▶ [REQUIRED WORK]:
Every entry needs to be printed exactly, please.

# RAW DATA start

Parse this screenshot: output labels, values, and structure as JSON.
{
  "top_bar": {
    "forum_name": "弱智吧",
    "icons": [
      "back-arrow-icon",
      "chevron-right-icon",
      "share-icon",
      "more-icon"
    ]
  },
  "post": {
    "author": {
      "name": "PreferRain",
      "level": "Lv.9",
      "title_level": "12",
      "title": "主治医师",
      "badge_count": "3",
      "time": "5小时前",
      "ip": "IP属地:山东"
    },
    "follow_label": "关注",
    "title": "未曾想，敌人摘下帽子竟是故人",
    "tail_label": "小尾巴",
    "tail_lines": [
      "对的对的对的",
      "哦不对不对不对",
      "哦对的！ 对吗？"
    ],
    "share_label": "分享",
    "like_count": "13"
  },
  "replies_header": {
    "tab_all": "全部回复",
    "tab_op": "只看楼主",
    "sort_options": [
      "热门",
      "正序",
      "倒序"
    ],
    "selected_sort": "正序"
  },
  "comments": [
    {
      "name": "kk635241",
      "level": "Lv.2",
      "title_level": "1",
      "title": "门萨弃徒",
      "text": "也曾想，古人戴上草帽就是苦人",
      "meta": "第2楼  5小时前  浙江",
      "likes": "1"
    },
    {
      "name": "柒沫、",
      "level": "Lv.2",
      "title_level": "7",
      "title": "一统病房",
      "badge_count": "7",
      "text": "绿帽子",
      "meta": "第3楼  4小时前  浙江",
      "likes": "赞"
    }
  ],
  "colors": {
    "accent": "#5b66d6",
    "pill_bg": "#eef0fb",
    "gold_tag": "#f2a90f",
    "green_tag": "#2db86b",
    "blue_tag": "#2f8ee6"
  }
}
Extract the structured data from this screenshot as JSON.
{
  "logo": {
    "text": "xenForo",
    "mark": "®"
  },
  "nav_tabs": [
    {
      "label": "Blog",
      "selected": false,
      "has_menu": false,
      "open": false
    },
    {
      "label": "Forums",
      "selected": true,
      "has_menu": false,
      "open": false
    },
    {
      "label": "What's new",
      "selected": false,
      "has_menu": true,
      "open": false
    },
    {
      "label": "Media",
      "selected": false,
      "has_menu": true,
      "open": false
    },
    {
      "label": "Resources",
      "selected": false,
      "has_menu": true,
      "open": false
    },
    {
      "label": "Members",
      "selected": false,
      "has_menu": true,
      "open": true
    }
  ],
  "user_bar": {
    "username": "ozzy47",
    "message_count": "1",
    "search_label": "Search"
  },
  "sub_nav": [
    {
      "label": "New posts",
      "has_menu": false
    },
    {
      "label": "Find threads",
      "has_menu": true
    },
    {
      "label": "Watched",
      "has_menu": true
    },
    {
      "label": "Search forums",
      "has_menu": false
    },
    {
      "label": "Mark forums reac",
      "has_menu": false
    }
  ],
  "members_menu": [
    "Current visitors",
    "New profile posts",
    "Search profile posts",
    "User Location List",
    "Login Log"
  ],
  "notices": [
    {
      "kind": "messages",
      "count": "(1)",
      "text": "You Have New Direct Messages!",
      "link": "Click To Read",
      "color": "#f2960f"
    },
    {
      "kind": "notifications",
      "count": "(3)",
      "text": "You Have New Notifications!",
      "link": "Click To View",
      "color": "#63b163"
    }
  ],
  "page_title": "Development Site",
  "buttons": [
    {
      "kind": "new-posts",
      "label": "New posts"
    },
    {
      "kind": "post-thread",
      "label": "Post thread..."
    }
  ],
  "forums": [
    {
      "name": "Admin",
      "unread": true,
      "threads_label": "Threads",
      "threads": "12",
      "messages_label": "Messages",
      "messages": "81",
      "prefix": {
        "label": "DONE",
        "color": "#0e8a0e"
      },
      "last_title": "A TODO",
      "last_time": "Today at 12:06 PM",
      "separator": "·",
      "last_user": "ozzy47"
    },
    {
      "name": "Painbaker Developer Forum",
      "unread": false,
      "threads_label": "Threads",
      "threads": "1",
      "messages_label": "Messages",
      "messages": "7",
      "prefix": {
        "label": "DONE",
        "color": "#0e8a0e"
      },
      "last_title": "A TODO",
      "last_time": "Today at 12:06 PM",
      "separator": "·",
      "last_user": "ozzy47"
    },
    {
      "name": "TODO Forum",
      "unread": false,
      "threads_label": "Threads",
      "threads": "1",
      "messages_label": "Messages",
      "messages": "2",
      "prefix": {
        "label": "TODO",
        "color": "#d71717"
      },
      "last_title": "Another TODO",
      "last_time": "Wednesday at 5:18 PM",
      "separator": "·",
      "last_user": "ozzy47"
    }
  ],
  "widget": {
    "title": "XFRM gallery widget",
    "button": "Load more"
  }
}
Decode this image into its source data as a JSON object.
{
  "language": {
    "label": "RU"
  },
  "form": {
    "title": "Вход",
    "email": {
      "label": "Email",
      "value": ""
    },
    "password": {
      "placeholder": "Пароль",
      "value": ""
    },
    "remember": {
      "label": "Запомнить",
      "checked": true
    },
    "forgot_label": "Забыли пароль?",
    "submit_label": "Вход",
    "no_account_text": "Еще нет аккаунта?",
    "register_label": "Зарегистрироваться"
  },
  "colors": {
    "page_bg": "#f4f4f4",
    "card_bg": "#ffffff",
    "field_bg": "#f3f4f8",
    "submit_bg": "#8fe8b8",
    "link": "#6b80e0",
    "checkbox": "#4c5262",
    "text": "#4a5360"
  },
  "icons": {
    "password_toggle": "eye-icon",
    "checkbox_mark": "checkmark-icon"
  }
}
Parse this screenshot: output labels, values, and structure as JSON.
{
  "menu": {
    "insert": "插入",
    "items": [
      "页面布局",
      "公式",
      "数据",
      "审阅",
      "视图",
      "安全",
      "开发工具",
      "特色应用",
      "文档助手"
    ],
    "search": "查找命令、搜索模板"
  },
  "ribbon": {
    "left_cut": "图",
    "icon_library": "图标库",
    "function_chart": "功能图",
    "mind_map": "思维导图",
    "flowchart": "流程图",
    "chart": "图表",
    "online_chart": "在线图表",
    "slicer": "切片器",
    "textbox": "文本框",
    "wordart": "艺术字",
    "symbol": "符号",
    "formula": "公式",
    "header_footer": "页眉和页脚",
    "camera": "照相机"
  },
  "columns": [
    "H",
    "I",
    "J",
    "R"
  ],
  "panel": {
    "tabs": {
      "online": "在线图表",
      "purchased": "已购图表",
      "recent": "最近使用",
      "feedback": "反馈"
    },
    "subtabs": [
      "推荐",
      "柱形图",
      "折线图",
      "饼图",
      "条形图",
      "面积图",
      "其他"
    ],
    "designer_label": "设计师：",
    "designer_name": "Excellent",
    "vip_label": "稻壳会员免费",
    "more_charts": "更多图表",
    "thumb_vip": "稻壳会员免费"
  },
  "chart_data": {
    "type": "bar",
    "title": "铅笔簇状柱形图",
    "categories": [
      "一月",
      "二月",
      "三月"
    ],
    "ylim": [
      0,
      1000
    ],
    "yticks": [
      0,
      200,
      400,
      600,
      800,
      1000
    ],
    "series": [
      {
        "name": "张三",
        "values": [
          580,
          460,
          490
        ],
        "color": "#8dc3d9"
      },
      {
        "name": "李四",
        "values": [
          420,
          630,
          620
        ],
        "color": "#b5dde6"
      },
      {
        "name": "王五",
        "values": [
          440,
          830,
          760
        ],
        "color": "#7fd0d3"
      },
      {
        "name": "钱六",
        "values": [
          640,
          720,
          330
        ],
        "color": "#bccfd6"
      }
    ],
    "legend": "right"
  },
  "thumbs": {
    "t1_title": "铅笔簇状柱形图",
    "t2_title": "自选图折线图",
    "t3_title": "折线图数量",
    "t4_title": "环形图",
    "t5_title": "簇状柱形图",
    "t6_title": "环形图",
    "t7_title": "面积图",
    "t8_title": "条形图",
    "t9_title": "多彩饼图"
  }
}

# RAW DATA end

▶ [ANSWER TO THIS EXERCISE]:
Parse this screenshot: output labels, values, and structure as JSON.
{
  "top_bar": {
    "forum_name": "弱智吧",
    "icons": [
      "back-arrow-icon",
      "chevron-right-icon",
      "share-icon",
      "more-icon"
    ]
  },
  "post": {
    "author": {
      "name": "PreferRain",
      "level": "Lv.9",
      "title_level": "12",
      "title": "主治医师",
      "badge_count": "3",
      "time": "5小时前",
      "ip": "IP属地:山东"
    },
    "follow_label": "关注",
    "title": "未曾想，敌人摘下帽子竟是故人",
    "tail_label": "小尾巴",
    "tail_lines": [
      "对的对的对的",
      "哦不对不对不对",
      "哦对的！ 对吗？"
    ],
    "share_label": "分享",
    "like_count": "13"
  },
  "replies_header": {
    "tab_all": "全部回复",
    "tab_op": "只看楼主",
    "sort_options": [
      "热门",
      "正序",
      "倒序"
    ],
    "selected_sort": "正序"
  },
  "comments": [
    {
      "name": "kk635241",
      "level": "Lv.2",
      "title_level": "1",
      "title": "门萨弃徒",
      "text": "也曾想，古人戴上草帽就是苦人",
      "meta": "第2楼  5小时前  浙江",
      "likes": "1"
    },
    {
      "name": "柒沫、",
      "level": "Lv.2",
      "title_level": "7",
      "title": "一统病房",
      "badge_count": "7",
      "text": "绿帽子",
      "meta": "第3楼  4小时前  浙江",
      "likes": "赞"
    }
  ],
  "colors": {
    "accent": "#5b66d6",
    "pill_bg": "#eef0fb",
    "gold_tag": "#f2a90f",
    "green_tag": "#2db86b",
    "blue_tag": "#2f8ee6"
  }
}
Extract the structured data from this screenshot as JSON.
{
  "logo": {
    "text": "xenForo",
    "mark": "®"
  },
  "nav_tabs": [
    {
      "label": "Blog",
      "selected": false,
      "has_menu": false,
      "open": false
    },
    {
      "label": "Forums",
      "selected": true,
      "has_menu": false,
      "open": false
    },
    {
      "label": "What's new",
      "selected": false,
      "has_menu": true,
      "open": false
    },
    {
      "label": "Media",
      "selected": false,
      "has_menu": true,
      "open": false
    },
    {
      "label": "Resources",
      "selected": false,
      "has_menu": true,
      "open": false
    },
    {
      "label": "Members",
      "selected": false,
      "has_menu": true,
      "open": true
    }
  ],
  "user_bar": {
    "username": "ozzy47",
    "message_count": "1",
    "search_label": "Search"
  },
  "sub_nav": [
    {
      "label": "New posts",
      "has_menu": false
    },
    {
      "label": "Find threads",
      "has_menu": true
    },
    {
      "label": "Watched",
      "has_menu": true
    },
    {
      "label": "Search forums",
      "has_menu": false
    },
    {
      "label": "Mark forums reac",
      "has_menu": false
    }
  ],
  "members_menu": [
    "Current visitors",
    "New profile posts",
    "Search profile posts",
    "User Location List",
    "Login Log"
  ],
  "notices": [
    {
      "kind": "messages",
      "count": "(1)",
      "text": "You Have New Direct Messages!",
      "link": "Click To Read",
      "color": "#f2960f"
    },
    {
      "kind": "notifications",
      "count": "(3)",
      "text": "You Have New Notifications!",
      "link": "Click To View",
      "color": "#63b163"
    }
  ],
  "page_title": "Development Site",
  "buttons": [
    {
      "kind": "new-posts",
      "label": "New posts"
    },
    {
      "kind": "post-thread",
      "label": "Post thread..."
    }
  ],
  "forums": [
    {
      "name": "Admin",
      "unread": true,
      "threads_label": "Threads",
      "threads": "12",
      "messages_label": "Messages",
      "messages": "81",
      "prefix": {
        "label": "DONE",
        "color": "#0e8a0e"
      },
      "last_title": "A TODO",
      "last_time": "Today at 12:06 PM",
      "separator": "·",
      "last_user": "ozzy47"
    },
    {
      "name": "Painbaker Developer Forum",
      "unread": false,
      "threads_label": "Threads",
      "threads": "1",
      "messages_label": "Messages",
      "messages": "7",
      "prefix": {
        "label": "DONE",
        "color": "#0e8a0e"
      },
      "last_title": "A TODO",
      "last_time": "Today at 12:06 PM",
      "separator": "·",
      "last_user": "ozzy47"
    },
    {
      "name": "TODO Forum",
      "unread": false,
      "threads_label": "Threads",
      "threads": "1",
      "messages_label": "Messages",
      "messages": "2",
      "prefix": {
        "label": "TODO",
        "color": "#d71717"
      },
      "last_title": "Another TODO",
      "last_time": "Wednesday at 5:18 PM",
      "separator": "·",
      "last_user": "ozzy47"
    }
  ],
  "widget": {
    "title": "XFRM gallery widget",
    "button": "Load more"
  }
}
Decode this image into its source data as a JSON object.
{
  "language": {
    "label": "RU"
  },
  "form": {
    "title": "Вход",
    "email": {
      "label": "Email",
      "value": ""
    },
    "password": {
      "placeholder": "Пароль",
      "value": ""
    },
    "remember": {
      "label": "Запомнить",
      "checked": true
    },
    "forgot_label": "Забыли пароль?",
    "submit_label": "Вход",
    "no_account_text": "Еще нет аккаунта?",
    "register_label": "Зарегистрироваться"
  },
  "colors": {
    "page_bg": "#f4f4f4",
    "card_bg": "#ffffff",
    "field_bg": "#f3f4f8",
    "submit_bg": "#8fe8b8",
    "link": "#6b80e0",
    "checkbox": "#4c5262",
    "text": "#4a5360"
  },
  "icons": {
    "password_toggle": "eye-icon",
    "checkbox_mark": "checkmark-icon"
  }
}
Parse this screenshot: output labels, values, and structure as JSON.
{
  "menu": {
    "insert": "插入",
    "items": [
      "页面布局",
      "公式",
      "数据",
      "审阅",
      "视图",
      "安全",
      "开发工具",
      "特色应用",
      "文档助手"
    ],
    "search": "查找命令、搜索模板"
  },
  "ribbon": {
    "left_cut": "图",
    "icon_library": "图标库",
    "function_chart": "功能图",
    "mind_map": "思维导图",
    "flowchart": "流程图",
    "chart": "图表",
    "online_chart": "在线图表",
    "slicer": "切片器",
    "textbox": "文本框",
    "wordart": "艺术字",
    "symbol": "符号",
    "formula": "公式",
    "header_footer": "页眉和页脚",
    "camera": "照相机"
  },
  "columns": [
    "H",
    "I",
    "J",
    "R"
  ],
  "panel": {
    "tabs": {
      "online": "在线图表",
      "purchased": "已购图表",
      "recent": "最近使用",
      "feedback": "反馈"
    },
    "subtabs": [
      "推荐",
      "柱形图",
      "折线图",
      "饼图",
      "条形图",
      "面积图",
      "其他"
    ],
    "designer_label": "设计师：",
    "designer_name": "Excellent",
    "vip_label": "稻壳会员免费",
    "more_charts": "更多图表",
    "thumb_vip": "稻壳会员免费"
  },
  "chart_data": {
    "type": "bar",
    "title": "铅笔簇状柱形图",
    "categories": [
      "一月",
      "二月",
      "三月"
    ],
    "ylim": [
      0,
      1000
    ],
    "yticks": [
      0,
      200,
      400,
      600,
      800,
      1000
    ],
    "series": [
      {
        "name": "张三",
        "values": [
          580,
          460,
          490
        ],
        "color": "#8dc3d9"
      },
      {
        "name": "李四",
        "values": [
          420,
          630,
          620
        ],
        "color": "#b5dde6"
      },
      {
        "name": "王五",
        "values": [
          440,
          830,
          760
        ],
        "color": "#7fd0d3"
      },
      {
        "name": "钱六",
        "values": [
          640,
          720,
          330
        ],
        "color": "#bccfd6"
      }
    ],
    "legend": "right"
  },
  "thumbs": {
    "t1_title": "铅笔簇状柱形图",
    "t2_title": "自选图折线图",
    "t3_title": "折线图数量",
    "t4_title": "环形图",
    "t5_title": "簇状柱形图",
    "t6_title": "环形图",
    "t7_title": "面积图",
    "t8_title": "条形图",
    "t9_title": "多彩饼图"
  }
}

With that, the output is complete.